__Extracted entries__
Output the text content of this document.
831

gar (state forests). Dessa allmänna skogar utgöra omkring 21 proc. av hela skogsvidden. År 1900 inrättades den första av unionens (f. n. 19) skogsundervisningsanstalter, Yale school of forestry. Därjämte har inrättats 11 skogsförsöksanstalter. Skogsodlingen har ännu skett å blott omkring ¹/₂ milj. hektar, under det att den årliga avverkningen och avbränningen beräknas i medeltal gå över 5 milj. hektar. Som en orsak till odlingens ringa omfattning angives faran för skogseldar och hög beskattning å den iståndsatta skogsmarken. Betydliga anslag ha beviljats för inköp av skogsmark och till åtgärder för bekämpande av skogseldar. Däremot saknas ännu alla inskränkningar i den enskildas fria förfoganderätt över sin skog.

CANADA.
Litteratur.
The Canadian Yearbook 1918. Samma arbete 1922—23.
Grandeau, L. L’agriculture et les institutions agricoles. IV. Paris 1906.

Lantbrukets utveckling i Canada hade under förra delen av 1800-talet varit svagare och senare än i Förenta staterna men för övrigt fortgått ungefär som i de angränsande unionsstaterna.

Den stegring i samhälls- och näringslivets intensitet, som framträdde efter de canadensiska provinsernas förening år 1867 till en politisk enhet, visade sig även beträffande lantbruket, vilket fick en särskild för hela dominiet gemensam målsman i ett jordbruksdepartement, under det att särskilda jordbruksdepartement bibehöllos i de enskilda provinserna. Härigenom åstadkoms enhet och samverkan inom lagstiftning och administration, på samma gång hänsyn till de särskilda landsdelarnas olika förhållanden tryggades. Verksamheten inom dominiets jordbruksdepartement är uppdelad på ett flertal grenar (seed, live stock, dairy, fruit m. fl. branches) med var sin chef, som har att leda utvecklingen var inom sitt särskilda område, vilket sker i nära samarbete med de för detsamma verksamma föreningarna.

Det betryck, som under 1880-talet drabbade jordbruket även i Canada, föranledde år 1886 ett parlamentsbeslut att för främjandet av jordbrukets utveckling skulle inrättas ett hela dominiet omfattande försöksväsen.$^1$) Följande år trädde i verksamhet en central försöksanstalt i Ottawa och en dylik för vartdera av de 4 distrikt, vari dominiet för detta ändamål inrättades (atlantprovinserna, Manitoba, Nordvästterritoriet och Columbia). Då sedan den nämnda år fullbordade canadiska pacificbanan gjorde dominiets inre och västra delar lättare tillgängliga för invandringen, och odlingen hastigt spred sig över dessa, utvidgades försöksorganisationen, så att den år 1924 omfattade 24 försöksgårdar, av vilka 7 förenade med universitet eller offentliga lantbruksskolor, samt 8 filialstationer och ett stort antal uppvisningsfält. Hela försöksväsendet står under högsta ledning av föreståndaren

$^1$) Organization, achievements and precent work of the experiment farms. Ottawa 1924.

__About this task__
Each record must be output word for word.

__Response area__
Output the text content of this document.
831

gar (state forests). Dessa allmänna skogar utgöra omkring 21 proc. av hela skogsvidden. År 1900 inrättades den första av unionens (f. n. 19) skogsundervisningsanstalter, Yale school of forestry. Därjämte har inrättats 11 skogsförsöksanstalter. Skogsodlingen har ännu skett å blott omkring ¹/₂ milj. hektar, under det att den årliga avverkningen och avbränningen beräknas i medeltal gå över 5 milj. hektar. Som en orsak till odlingens ringa omfattning angives faran för skogseldar och hög beskattning å den iståndsatta skogsmarken. Betydliga anslag ha beviljats för inköp av skogsmark och till åtgärder för bekämpande av skogseldar. Däremot saknas ännu alla inskränkningar i den enskildas fria förfoganderätt över sin skog.

CANADA.
Litteratur.
The Canadian Yearbook 1918. Samma arbete 1922—23.
Grandeau, L. L’agriculture et les institutions agricoles. IV. Paris 1906.

Lantbrukets utveckling i Canada hade under förra delen av 1800-talet varit svagare och senare än i Förenta staterna men för övrigt fortgått ungefär som i de angränsande unionsstaterna.

Den stegring i samhälls- och näringslivets intensitet, som framträdde efter de canadensiska provinsernas förening år 1867 till en politisk enhet, visade sig även beträffande lantbruket, vilket fick en särskild för hela dominiet gemensam målsman i ett jordbruksdepartement, under det att särskilda jordbruksdepartement bibehöllos i de enskilda provinserna. Härigenom åstadkoms enhet och samverkan inom lagstiftning och administration, på samma gång hänsyn till de särskilda landsdelarnas olika förhållanden tryggades. Verksamheten inom dominiets jordbruksdepartement är uppdelad på ett flertal grenar (seed, live stock, dairy, fruit m. fl. branches) med var sin chef, som har att leda utvecklingen var inom sitt särskilda område, vilket sker i nära samarbete med de för detsamma verksamma föreningarna.

Det betryck, som under 1880-talet drabbade jordbruket även i Canada, föranledde år 1886 ett parlamentsbeslut att för främjandet av jordbrukets utveckling skulle inrättas ett hela dominiet omfattande försöksväsen.$^1$) Följande år trädde i verksamhet en central försöksanstalt i Ottawa och en dylik för vartdera av de 4 distrikt, vari dominiet för detta ändamål inrättades (atlantprovinserna, Manitoba, Nordvästterritoriet och Columbia). Då sedan den nämnda år fullbordade canadiska pacificbanan gjorde dominiets inre och västra delar lättare tillgängliga för invandringen, och odlingen hastigt spred sig över dessa, utvidgades försöksorganisationen, så att den år 1924 omfattade 24 försöksgårdar, av vilka 7 förenade med universitet eller offentliga lantbruksskolor, samt 8 filialstationer och ett stort antal uppvisningsfält. Hela försöksväsendet står under högsta ledning av föreståndaren

$^1$) Organization, achievements and precent work of the experiment farms. Ottawa 1924.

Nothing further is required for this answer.